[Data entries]
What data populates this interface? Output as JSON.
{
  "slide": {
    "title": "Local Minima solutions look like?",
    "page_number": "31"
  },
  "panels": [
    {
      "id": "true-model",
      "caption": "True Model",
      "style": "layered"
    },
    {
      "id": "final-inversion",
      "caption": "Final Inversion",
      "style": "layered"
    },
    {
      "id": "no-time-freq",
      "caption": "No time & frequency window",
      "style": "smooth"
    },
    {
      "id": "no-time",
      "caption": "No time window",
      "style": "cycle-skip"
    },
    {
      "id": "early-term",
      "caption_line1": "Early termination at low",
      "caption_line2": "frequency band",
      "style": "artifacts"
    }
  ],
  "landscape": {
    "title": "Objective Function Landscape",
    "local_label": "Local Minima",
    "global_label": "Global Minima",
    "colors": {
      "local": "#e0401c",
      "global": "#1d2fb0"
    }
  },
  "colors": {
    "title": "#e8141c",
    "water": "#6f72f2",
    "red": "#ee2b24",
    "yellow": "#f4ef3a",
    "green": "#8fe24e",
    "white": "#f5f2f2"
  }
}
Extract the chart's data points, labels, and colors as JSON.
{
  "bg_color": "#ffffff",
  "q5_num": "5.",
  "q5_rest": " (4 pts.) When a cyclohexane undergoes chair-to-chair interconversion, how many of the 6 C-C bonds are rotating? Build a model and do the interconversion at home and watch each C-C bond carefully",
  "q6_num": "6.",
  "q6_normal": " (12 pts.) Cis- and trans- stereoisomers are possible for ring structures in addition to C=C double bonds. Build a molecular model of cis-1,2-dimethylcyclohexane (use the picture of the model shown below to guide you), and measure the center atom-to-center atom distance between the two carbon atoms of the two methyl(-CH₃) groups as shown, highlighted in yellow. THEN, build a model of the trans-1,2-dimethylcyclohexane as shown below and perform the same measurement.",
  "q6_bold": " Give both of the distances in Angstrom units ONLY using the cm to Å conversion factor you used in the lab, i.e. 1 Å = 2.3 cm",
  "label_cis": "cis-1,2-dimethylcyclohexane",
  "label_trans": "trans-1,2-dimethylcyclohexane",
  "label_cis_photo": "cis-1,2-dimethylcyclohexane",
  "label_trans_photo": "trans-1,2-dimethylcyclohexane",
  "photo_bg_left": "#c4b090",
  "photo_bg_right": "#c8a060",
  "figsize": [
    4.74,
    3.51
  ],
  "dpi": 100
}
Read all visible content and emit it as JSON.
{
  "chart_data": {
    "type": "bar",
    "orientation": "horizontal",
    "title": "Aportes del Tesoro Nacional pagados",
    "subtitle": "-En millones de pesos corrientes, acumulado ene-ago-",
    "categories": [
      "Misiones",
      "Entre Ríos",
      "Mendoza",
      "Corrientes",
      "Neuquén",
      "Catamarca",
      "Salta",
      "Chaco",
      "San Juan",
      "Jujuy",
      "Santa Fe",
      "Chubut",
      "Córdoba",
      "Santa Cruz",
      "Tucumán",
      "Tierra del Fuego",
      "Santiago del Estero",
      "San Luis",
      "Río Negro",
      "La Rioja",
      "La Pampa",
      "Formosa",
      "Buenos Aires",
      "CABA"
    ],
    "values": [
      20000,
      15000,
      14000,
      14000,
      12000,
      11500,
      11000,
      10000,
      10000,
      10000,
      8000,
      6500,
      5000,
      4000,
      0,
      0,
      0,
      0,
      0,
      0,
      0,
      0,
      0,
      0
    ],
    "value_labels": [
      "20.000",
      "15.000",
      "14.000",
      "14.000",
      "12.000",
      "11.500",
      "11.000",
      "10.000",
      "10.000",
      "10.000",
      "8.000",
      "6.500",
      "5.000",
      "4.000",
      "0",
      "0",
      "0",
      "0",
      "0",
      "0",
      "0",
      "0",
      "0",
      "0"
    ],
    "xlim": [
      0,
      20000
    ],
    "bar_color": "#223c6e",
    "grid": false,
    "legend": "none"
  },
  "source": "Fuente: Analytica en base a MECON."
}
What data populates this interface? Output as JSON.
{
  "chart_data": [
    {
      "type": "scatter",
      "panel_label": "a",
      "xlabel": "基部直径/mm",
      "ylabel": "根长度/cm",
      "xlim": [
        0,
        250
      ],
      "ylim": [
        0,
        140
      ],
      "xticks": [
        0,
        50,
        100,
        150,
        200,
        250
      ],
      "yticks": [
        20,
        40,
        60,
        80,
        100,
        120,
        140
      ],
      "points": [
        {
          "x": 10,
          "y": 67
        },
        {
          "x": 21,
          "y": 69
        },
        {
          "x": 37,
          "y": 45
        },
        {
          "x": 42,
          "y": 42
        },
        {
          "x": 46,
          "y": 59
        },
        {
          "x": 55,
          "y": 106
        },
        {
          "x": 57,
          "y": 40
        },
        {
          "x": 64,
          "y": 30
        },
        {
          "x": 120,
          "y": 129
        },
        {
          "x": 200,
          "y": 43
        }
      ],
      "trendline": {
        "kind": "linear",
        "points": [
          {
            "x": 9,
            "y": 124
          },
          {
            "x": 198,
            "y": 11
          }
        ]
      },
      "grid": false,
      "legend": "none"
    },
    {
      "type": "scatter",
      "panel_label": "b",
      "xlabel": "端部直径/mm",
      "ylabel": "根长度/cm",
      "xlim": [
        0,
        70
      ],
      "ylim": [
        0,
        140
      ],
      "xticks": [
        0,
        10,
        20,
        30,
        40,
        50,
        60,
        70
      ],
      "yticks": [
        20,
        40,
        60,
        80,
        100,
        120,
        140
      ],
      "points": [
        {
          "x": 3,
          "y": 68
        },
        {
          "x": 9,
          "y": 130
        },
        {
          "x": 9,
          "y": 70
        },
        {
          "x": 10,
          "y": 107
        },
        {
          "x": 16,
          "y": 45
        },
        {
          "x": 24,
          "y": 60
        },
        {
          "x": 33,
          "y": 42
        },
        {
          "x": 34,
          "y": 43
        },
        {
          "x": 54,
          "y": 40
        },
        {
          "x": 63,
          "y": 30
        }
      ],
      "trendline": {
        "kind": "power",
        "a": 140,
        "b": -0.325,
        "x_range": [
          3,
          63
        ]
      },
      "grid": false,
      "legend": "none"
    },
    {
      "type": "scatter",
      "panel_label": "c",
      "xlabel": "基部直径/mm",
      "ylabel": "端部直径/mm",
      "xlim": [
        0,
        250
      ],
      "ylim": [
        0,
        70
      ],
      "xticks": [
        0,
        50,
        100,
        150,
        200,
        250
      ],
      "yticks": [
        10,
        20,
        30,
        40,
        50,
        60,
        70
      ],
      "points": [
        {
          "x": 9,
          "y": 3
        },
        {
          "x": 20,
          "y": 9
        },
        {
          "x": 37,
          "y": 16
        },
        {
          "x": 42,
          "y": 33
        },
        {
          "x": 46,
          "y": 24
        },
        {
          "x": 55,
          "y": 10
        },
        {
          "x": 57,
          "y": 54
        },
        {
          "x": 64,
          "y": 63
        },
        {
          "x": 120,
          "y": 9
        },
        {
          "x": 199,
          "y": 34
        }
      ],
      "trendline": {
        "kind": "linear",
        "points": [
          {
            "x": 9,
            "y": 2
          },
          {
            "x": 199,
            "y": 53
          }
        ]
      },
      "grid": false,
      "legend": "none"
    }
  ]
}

Job
Write out the entries in full, exactly as given.

Solution to the exercise
What data populates this interface? Output as JSON.
{
  "slide": {
    "title": "Local Minima solutions look like?",
    "page_number": "31"
  },
  "panels": [
    {
      "id": "true-model",
      "caption": "True Model",
      "style": "layered"
    },
    {
      "id": "final-inversion",
      "caption": "Final Inversion",
      "style": "layered"
    },
    {
      "id": "no-time-freq",
      "caption": "No time & frequency window",
      "style": "smooth"
    },
    {
      "id": "no-time",
      "caption": "No time window",
      "style": "cycle-skip"
    },
    {
      "id": "early-term",
      "caption_line1": "Early termination at low",
      "caption_line2": "frequency band",
      "style": "artifacts"
    }
  ],
  "landscape": {
    "title": "Objective Function Landscape",
    "local_label": "Local Minima",
    "global_label": "Global Minima",
    "colors": {
      "local": "#e0401c",
      "global": "#1d2fb0"
    }
  },
  "colors": {
    "title": "#e8141c",
    "water": "#6f72f2",
    "red": "#ee2b24",
    "yellow": "#f4ef3a",
    "green": "#8fe24e",
    "white": "#f5f2f2"
  }
}
Extract the chart's data points, labels, and colors as JSON.
{
  "bg_color": "#ffffff",
  "q5_num": "5.",
  "q5_rest": " (4 pts.) When a cyclohexane undergoes chair-to-chair interconversion, how many of the 6 C-C bonds are rotating? Build a model and do the interconversion at home and watch each C-C bond carefully",
  "q6_num": "6.",
  "q6_normal": " (12 pts.) Cis- and trans- stereoisomers are possible for ring structures in addition to C=C double bonds. Build a molecular model of cis-1,2-dimethylcyclohexane (use the picture of the model shown below to guide you), and measure the center atom-to-center atom distance between the two carbon atoms of the two methyl(-CH₃) groups as shown, highlighted in yellow. THEN, build a model of the trans-1,2-dimethylcyclohexane as shown below and perform the same measurement.",
  "q6_bold": " Give both of the distances in Angstrom units ONLY using the cm to Å conversion factor you used in the lab, i.e. 1 Å = 2.3 cm",
  "label_cis": "cis-1,2-dimethylcyclohexane",
  "label_trans": "trans-1,2-dimethylcyclohexane",
  "label_cis_photo": "cis-1,2-dimethylcyclohexane",
  "label_trans_photo": "trans-1,2-dimethylcyclohexane",
  "photo_bg_left": "#c4b090",
  "photo_bg_right": "#c8a060",
  "figsize": [
    4.74,
    3.51
  ],
  "dpi": 100
}
Read all visible content and emit it as JSON.
{
  "chart_data": {
    "type": "bar",
    "orientation": "horizontal",
    "title": "Aportes del Tesoro Nacional pagados",
    "subtitle": "-En millones de pesos corrientes, acumulado ene-ago-",
    "categories": [
      "Misiones",
      "Entre Ríos",
      "Mendoza",
      "Corrientes",
      "Neuquén",
      "Catamarca",
      "Salta",
      "Chaco",
      "San Juan",
      "Jujuy",
      "Santa Fe",
      "Chubut",
      "Córdoba",
      "Santa Cruz",
      "Tucumán",
      "Tierra del Fuego",
      "Santiago del Estero",
      "San Luis",
      "Río Negro",
      "La Rioja",
      "La Pampa",
      "Formosa",
      "Buenos Aires",
      "CABA"
    ],
    "values": [
      20000,
      15000,
      14000,
      14000,
      12000,
      11500,
      11000,
      10000,
      10000,
      10000,
      8000,
      6500,
      5000,
      4000,
      0,
      0,
      0,
      0,
      0,
      0,
      0,
      0,
      0,
      0
    ],
    "value_labels": [
      "20.000",
      "15.000",
      "14.000",
      "14.000",
      "12.000",
      "11.500",
      "11.000",
      "10.000",
      "10.000",
      "10.000",
      "8.000",
      "6.500",
      "5.000",
      "4.000",
      "0",
      "0",
      "0",
      "0",
      "0",
      "0",
      "0",
      "0",
      "0",
      "0"
    ],
    "xlim": [
      0,
      20000
    ],
    "bar_color": "#223c6e",
    "grid": false,
    "legend": "none"
  },
  "source": "Fuente: Analytica en base a MECON."
}
What data populates this interface? Output as JSON.
{
  "chart_data": [
    {
      "type": "scatter",
      "panel_label": "a",
      "xlabel": "基部直径/mm",
      "ylabel": "根长度/cm",
      "xlim": [
        0,
        250
      ],
      "ylim": [
        0,
        140
      ],
      "xticks": [
        0,
        50,
        100,
        150,
        200,
        250
      ],
      "yticks": [
        20,
        40,
        60,
        80,
        100,
        120,
        140
      ],
      "points": [
        {
          "x": 10,
          "y": 67
        },
        {
          "x": 21,
          "y": 69
        },
        {
          "x": 37,
          "y": 45
        },
        {
          "x": 42,
          "y": 42
        },
        {
          "x": 46,
          "y": 59
        },
        {
          "x": 55,
          "y": 106
        },
        {
          "x": 57,
          "y": 40
        },
        {
          "x": 64,
          "y": 30
        },
        {
          "x": 120,
          "y": 129
        },
        {
          "x": 200,
          "y": 43
        }
      ],
      "trendline": {
        "kind": "linear",
        "points": [
          {
            "x": 9,
            "y": 124
          },
          {
            "x": 198,
            "y": 11
          }
        ]
      },
      "grid": false,
      "legend": "none"
    },
    {
      "type": "scatter",
      "panel_label": "b",
      "xlabel": "端部直径/mm",
      "ylabel": "根长度/cm",
      "xlim": [
        0,
        70
      ],
      "ylim": [
        0,
        140
      ],
      "xticks": [
        0,
        10,
        20,
        30,
        40,
        50,
        60,
        70
      ],
      "yticks": [
        20,
        40,
        60,
        80,
        100,
        120,
        140
      ],
      "points": [
        {
          "x": 3,
          "y": 68
        },
        {
          "x": 9,
          "y": 130
        },
        {
          "x": 9,
          "y": 70
        },
        {
          "x": 10,
          "y": 107
        },
        {
          "x": 16,
          "y": 45
        },
        {
          "x": 24,
          "y": 60
        },
        {
          "x": 33,
          "y": 42
        },
        {
          "x": 34,
          "y": 43
        },
        {
          "x": 54,
          "y": 40
        },
        {
          "x": 63,
          "y": 30
        }
      ],
      "trendline": {
        "kind": "power",
        "a": 140,
        "b": -0.325,
        "x_range": [
          3,
          63
        ]
      },
      "grid": false,
      "legend": "none"
    },
    {
      "type": "scatter",
      "panel_label": "c",
      "xlabel": "基部直径/mm",
      "ylabel": "端部直径/mm",
      "xlim": [
        0,
        250
      ],
      "ylim": [
        0,
        70
      ],
      "xticks": [
        0,
        50,
        100,
        150,
        200,
        250
      ],
      "yticks": [
        10,
        20,
        30,
        40,
        50,
        60,
        70
      ],
      "points": [
        {
          "x": 9,
          "y": 3
        },
        {
          "x": 20,
          "y": 9
        },
        {
          "x": 37,
          "y": 16
        },
        {
          "x": 42,
          "y": 33
        },
        {
          "x": 46,
          "y": 24
        },
        {
          "x": 55,
          "y": 10
        },
        {
          "x": 57,
          "y": 54
        },
        {
          "x": 64,
          "y": 63
        },
        {
          "x": 120,
          "y": 9
        },
        {
          "x": 199,
          "y": 34
        }
      ],
      "trendline": {
        "kind": "linear",
        "points": [
          {
            "x": 9,
            "y": 2
          },
          {
            "x": 199,
            "y": 53
          }
        ]
      },
      "grid": false,
      "legend": "none"
    }
  ]
}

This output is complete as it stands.